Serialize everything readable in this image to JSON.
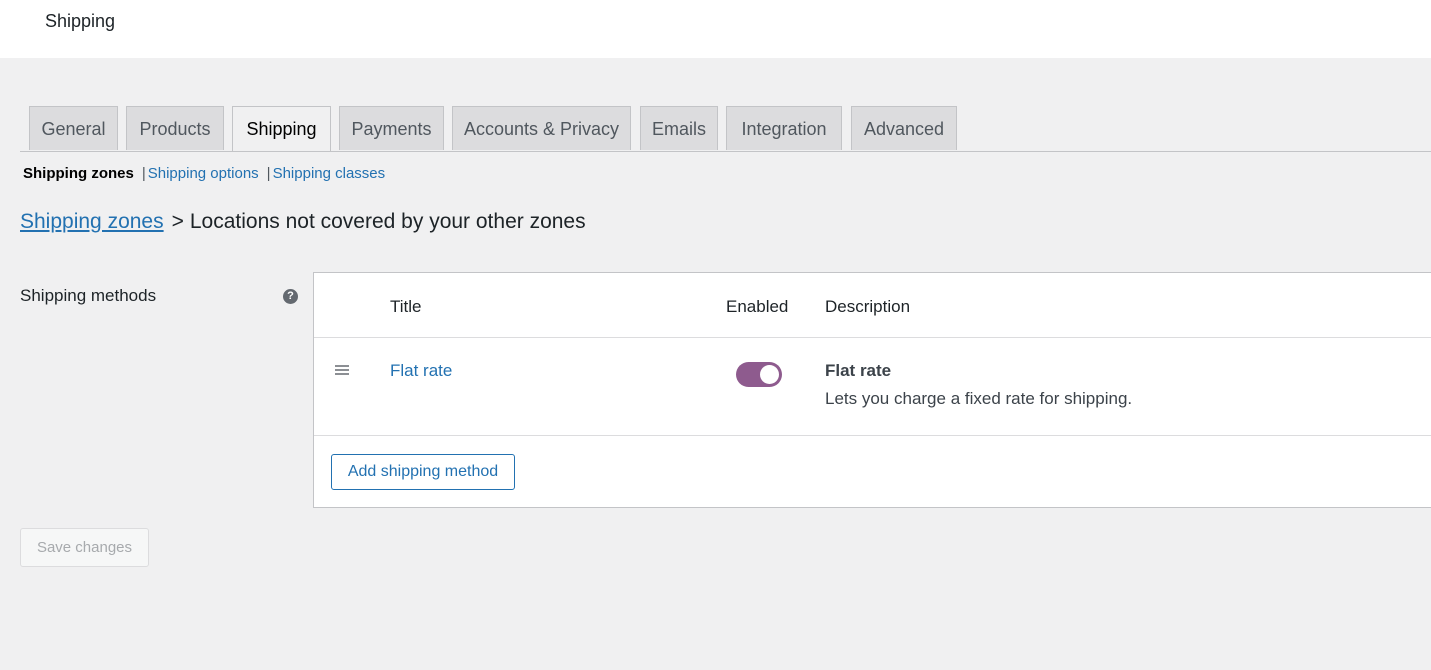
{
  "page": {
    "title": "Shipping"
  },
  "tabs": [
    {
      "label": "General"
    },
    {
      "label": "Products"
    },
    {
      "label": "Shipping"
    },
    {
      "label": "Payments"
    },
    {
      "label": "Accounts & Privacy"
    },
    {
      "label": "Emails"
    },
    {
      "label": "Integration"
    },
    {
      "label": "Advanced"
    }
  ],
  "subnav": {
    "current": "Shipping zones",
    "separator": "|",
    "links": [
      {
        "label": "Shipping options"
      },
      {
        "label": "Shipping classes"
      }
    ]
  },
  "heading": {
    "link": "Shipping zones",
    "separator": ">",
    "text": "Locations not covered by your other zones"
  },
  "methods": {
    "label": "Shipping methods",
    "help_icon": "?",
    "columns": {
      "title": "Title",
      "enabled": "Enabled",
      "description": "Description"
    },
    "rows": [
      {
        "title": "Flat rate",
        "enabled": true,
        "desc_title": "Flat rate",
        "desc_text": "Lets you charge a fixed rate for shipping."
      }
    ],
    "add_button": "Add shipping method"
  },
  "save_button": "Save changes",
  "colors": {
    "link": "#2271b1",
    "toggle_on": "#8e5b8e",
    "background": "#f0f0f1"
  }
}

> _STATED GOAL_
Drop the images and repeat the data exactly.

> _WRITTEN SOLUTION_
Serialize everything readable in this image to JSON.
{
  "page": {
    "title": "Shipping"
  },
  "tabs": [
    {
      "label": "General"
    },
    {
      "label": "Products"
    },
    {
      "label": "Shipping"
    },
    {
      "label": "Payments"
    },
    {
      "label": "Accounts & Privacy"
    },
    {
      "label": "Emails"
    },
    {
      "label": "Integration"
    },
    {
      "label": "Advanced"
    }
  ],
  "subnav": {
    "current": "Shipping zones",
    "separator": "|",
    "links": [
      {
        "label": "Shipping options"
      },
      {
        "label": "Shipping classes"
      }
    ]
  },
  "heading": {
    "link": "Shipping zones",
    "separator": ">",
    "text": "Locations not covered by your other zones"
  },
  "methods": {
    "label": "Shipping methods",
    "help_icon": "?",
    "columns": {
      "title": "Title",
      "enabled": "Enabled",
      "description": "Description"
    },
    "rows": [
      {
        "title": "Flat rate",
        "enabled": true,
        "desc_title": "Flat rate",
        "desc_text": "Lets you charge a fixed rate for shipping."
      }
    ],
    "add_button": "Add shipping method"
  },
  "save_button": "Save changes",
  "colors": {
    "link": "#2271b1",
    "toggle_on": "#8e5b8e",
    "background": "#f0f0f1"
  }
}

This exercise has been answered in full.